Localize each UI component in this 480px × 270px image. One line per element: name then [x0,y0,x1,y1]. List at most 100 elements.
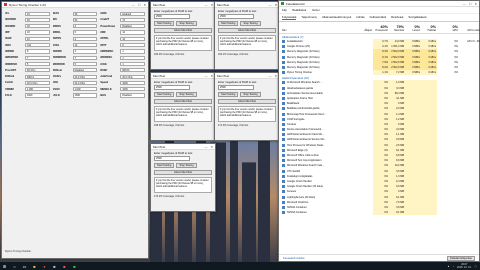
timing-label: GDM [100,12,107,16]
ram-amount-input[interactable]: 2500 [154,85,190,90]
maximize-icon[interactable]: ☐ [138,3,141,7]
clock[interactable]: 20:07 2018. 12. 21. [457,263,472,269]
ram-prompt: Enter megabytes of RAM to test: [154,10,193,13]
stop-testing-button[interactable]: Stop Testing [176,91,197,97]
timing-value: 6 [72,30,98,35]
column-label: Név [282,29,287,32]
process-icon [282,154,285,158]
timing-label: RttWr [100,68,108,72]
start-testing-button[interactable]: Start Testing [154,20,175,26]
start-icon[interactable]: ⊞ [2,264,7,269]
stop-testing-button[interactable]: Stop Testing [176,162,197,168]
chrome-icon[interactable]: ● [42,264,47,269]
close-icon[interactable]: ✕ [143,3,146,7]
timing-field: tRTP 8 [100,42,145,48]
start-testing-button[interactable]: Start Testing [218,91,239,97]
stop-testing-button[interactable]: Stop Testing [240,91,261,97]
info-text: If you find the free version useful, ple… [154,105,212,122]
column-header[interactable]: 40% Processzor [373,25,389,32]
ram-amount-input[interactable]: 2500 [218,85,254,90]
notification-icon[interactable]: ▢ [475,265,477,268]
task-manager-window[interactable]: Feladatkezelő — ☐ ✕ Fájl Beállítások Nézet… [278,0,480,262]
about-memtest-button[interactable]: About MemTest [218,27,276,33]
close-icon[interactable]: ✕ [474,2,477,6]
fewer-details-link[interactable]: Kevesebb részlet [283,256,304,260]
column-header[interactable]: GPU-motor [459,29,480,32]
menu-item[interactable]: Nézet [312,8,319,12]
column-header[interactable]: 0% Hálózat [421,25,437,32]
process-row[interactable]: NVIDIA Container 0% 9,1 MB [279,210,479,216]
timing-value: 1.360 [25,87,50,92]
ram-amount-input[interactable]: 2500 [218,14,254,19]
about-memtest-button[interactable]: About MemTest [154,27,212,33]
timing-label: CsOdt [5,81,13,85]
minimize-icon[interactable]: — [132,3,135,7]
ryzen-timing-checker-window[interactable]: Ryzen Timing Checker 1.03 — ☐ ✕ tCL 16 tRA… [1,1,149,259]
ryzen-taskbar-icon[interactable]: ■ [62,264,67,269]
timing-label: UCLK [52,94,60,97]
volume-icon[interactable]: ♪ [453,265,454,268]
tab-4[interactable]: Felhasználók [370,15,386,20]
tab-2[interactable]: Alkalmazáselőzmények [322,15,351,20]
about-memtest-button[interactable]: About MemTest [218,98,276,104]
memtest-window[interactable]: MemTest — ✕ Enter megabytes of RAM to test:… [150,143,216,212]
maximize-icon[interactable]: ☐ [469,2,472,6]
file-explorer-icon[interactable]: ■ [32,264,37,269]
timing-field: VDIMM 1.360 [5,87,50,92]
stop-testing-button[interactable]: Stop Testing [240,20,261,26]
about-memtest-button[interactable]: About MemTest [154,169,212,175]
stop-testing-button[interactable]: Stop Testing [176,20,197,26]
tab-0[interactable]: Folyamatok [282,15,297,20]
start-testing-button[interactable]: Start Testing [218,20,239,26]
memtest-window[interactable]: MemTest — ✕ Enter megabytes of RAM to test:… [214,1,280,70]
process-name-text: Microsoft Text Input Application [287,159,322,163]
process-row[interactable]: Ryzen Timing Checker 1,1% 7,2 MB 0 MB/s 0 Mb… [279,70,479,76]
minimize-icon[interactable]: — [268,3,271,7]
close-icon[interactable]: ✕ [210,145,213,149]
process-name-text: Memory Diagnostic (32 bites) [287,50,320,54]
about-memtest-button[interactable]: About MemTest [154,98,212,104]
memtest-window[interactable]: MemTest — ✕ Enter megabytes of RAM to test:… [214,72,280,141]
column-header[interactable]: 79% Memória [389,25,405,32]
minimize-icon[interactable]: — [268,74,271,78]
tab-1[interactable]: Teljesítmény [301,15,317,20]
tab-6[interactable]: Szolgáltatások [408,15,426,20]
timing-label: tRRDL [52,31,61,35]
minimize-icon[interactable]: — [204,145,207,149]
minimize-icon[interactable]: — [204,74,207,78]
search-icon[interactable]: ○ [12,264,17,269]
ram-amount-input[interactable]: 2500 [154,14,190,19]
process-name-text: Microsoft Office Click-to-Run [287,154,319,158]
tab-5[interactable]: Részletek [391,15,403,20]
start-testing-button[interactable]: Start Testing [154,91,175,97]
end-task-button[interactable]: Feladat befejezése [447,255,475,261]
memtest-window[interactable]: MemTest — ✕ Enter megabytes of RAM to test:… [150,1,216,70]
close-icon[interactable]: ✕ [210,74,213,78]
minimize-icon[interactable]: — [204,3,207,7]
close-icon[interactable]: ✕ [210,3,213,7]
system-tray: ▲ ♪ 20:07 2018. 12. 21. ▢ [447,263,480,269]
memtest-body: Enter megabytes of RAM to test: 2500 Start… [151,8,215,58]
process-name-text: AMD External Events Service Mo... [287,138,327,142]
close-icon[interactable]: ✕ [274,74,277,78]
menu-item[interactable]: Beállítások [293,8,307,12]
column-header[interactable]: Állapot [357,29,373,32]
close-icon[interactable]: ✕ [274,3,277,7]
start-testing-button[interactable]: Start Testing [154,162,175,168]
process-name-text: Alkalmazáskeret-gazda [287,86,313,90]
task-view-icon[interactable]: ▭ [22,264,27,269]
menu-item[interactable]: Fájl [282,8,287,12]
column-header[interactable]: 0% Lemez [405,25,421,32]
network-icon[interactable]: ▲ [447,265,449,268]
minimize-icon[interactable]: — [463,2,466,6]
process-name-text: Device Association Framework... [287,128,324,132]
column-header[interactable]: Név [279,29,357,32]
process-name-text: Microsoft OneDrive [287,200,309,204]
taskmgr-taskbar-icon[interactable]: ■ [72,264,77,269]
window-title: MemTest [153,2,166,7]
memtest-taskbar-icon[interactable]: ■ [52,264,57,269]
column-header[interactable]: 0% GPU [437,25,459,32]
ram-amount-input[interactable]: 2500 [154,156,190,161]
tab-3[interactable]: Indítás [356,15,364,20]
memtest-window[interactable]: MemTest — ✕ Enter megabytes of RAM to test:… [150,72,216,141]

====

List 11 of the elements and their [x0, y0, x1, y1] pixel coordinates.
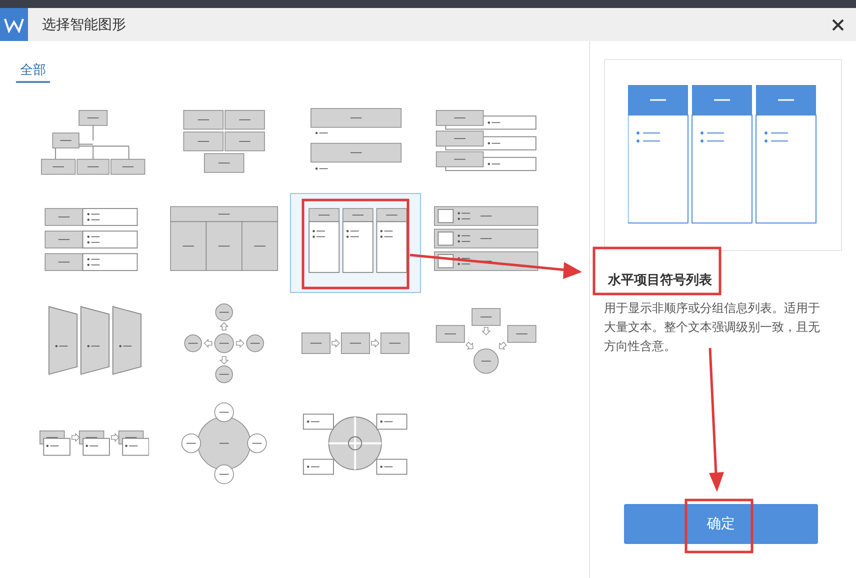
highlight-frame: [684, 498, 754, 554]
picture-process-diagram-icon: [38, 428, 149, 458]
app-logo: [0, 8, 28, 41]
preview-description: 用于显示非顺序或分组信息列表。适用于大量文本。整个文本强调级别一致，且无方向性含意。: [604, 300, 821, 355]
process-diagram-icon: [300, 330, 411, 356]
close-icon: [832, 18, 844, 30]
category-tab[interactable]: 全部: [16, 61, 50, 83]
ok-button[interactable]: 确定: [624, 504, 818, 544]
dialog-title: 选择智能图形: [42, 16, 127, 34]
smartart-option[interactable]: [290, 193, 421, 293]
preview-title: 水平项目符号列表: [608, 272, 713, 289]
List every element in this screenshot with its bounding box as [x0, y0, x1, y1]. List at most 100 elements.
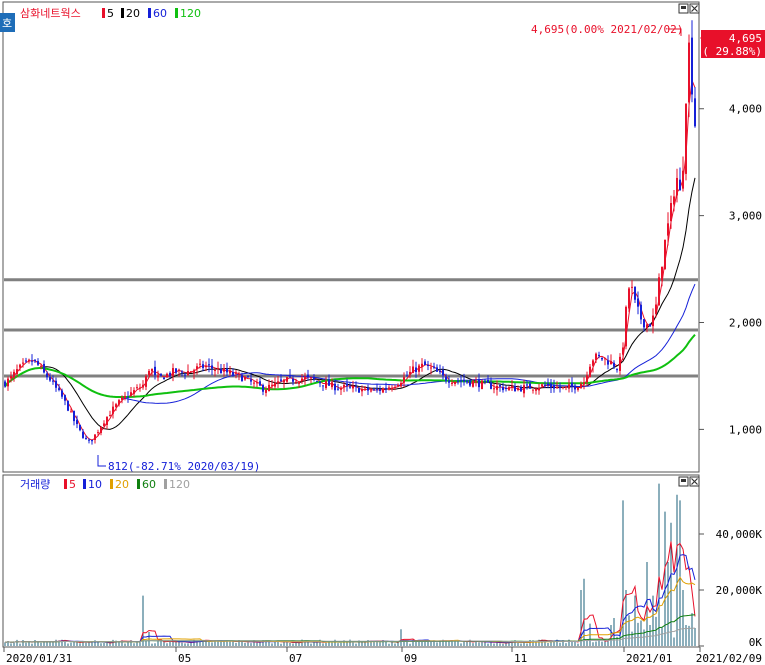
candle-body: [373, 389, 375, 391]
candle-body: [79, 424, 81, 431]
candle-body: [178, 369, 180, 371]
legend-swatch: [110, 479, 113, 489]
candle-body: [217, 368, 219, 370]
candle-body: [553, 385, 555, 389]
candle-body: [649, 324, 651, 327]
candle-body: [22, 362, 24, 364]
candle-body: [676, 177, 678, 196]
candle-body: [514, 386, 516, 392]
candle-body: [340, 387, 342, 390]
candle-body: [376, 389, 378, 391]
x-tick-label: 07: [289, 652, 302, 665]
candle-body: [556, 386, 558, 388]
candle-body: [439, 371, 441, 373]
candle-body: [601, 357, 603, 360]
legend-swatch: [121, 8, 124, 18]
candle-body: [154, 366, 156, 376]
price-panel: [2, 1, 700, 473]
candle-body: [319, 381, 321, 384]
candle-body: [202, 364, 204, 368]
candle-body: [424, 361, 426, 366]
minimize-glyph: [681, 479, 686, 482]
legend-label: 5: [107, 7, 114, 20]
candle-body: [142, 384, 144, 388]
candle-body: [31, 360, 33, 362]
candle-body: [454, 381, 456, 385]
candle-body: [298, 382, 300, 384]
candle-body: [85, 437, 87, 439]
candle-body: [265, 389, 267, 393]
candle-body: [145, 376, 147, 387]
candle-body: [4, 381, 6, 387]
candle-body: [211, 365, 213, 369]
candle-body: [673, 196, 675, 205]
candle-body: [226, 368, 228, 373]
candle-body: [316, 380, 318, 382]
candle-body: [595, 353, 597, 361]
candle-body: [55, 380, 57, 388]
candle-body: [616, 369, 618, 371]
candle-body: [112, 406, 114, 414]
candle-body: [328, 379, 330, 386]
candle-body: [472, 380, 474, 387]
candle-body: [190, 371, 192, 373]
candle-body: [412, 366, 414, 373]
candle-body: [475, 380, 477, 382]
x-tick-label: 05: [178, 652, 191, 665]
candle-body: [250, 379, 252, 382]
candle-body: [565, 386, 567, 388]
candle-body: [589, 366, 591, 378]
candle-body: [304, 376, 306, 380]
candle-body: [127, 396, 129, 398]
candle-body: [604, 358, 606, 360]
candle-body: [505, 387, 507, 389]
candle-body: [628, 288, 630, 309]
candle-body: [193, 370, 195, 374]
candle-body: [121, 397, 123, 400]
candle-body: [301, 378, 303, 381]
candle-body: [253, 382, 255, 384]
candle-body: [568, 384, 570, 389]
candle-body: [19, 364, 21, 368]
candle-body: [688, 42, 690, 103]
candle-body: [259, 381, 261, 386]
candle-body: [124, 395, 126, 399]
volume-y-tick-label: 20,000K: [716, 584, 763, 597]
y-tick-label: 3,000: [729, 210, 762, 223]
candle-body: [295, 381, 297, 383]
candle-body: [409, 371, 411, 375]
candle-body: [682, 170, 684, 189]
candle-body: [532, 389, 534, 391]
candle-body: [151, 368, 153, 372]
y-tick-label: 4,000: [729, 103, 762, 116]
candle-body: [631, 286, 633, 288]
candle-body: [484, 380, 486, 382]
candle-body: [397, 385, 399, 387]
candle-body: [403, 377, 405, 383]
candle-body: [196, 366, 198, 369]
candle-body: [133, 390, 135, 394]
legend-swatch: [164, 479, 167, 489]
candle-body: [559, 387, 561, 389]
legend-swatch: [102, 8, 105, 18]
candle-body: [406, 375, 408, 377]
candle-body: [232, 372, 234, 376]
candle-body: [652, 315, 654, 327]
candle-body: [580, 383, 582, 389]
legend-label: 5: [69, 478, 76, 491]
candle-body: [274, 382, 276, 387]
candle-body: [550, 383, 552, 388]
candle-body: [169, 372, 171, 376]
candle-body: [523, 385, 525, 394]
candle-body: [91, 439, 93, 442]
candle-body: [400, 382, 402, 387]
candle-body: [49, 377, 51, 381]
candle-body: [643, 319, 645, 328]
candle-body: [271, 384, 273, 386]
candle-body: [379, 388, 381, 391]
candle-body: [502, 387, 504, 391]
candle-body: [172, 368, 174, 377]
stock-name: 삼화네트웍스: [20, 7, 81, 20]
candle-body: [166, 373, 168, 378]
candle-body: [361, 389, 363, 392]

====

> _Objective_: Please copy out the records, beginning at the line that contains "timing-label: GDM [100,12,107,16]" and stopping after the line that contains "timing-value: 6 [72,30,98,35]", reproducing each line as it appears.

> _Complete answer_:
timing-label: GDM [100,12,107,16]
ram-amount-input[interactable]: 2500 [154,85,190,90]
maximize-icon[interactable]: ☐ [138,3,141,7]
clock[interactable]: 20:07 2018. 12. 21. [457,263,472,269]
ram-prompt: Enter megabytes of RAM to test: [154,10,193,13]
stop-testing-button[interactable]: Stop Testing [176,91,197,97]
timing-value: 6 [72,30,98,35]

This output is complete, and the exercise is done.